[Stated exercise]: Copy out every record below, word for word.

-- begin Dataset rows --

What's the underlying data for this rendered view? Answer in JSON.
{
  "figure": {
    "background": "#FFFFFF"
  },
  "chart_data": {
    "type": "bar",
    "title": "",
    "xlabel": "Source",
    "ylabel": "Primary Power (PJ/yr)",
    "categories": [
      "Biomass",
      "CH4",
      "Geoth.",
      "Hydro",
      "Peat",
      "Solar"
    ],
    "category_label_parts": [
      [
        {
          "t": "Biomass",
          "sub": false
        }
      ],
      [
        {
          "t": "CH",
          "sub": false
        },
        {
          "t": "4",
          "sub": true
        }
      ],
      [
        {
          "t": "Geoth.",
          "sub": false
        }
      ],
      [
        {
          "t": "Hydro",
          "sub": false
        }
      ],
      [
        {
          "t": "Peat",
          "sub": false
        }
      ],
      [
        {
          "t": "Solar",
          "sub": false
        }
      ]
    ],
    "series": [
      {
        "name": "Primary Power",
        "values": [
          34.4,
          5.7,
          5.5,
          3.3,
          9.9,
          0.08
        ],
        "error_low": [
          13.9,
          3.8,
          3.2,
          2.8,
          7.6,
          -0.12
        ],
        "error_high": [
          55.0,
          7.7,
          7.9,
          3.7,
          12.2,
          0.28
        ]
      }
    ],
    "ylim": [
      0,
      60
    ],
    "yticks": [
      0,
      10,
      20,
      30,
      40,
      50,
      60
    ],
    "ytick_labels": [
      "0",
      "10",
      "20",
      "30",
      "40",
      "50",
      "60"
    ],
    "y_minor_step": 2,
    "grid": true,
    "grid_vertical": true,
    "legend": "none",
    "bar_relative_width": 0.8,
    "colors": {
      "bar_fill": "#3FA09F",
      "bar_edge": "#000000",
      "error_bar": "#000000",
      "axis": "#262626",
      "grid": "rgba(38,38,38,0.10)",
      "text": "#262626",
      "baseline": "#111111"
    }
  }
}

-- end Dataset rows --

[The answer]:
What's the underlying data for this rendered view? Answer in JSON.
{
  "figure": {
    "background": "#FFFFFF"
  },
  "chart_data": {
    "type": "bar",
    "title": "",
    "xlabel": "Source",
    "ylabel": "Primary Power (PJ/yr)",
    "categories": [
      "Biomass",
      "CH4",
      "Geoth.",
      "Hydro",
      "Peat",
      "Solar"
    ],
    "category_label_parts": [
      [
        {
          "t": "Biomass",
          "sub": false
        }
      ],
      [
        {
          "t": "CH",
          "sub": false
        },
        {
          "t": "4",
          "sub": true
        }
      ],
      [
        {
          "t": "Geoth.",
          "sub": false
        }
      ],
      [
        {
          "t": "Hydro",
          "sub": false
        }
      ],
      [
        {
          "t": "Peat",
          "sub": false
        }
      ],
      [
        {
          "t": "Solar",
          "sub": false
        }
      ]
    ],
    "series": [
      {
        "name": "Primary Power",
        "values": [
          34.4,
          5.7,
          5.5,
          3.3,
          9.9,
          0.08
        ],
        "error_low": [
          13.9,
          3.8,
          3.2,
          2.8,
          7.6,
          -0.12
        ],
        "error_high": [
          55.0,
          7.7,
          7.9,
          3.7,
          12.2,
          0.28
        ]
      }
    ],
    "ylim": [
      0,
      60
    ],
    "yticks": [
      0,
      10,
      20,
      30,
      40,
      50,
      60
    ],
    "ytick_labels": [
      "0",
      "10",
      "20",
      "30",
      "40",
      "50",
      "60"
    ],
    "y_minor_step": 2,
    "grid": true,
    "grid_vertical": true,
    "legend": "none",
    "bar_relative_width": 0.8,
    "colors": {
      "bar_fill": "#3FA09F",
      "bar_edge": "#000000",
      "error_bar": "#000000",
      "axis": "#262626",
      "grid": "rgba(38,38,38,0.10)",
      "text": "#262626",
      "baseline": "#111111"
    }
  }
}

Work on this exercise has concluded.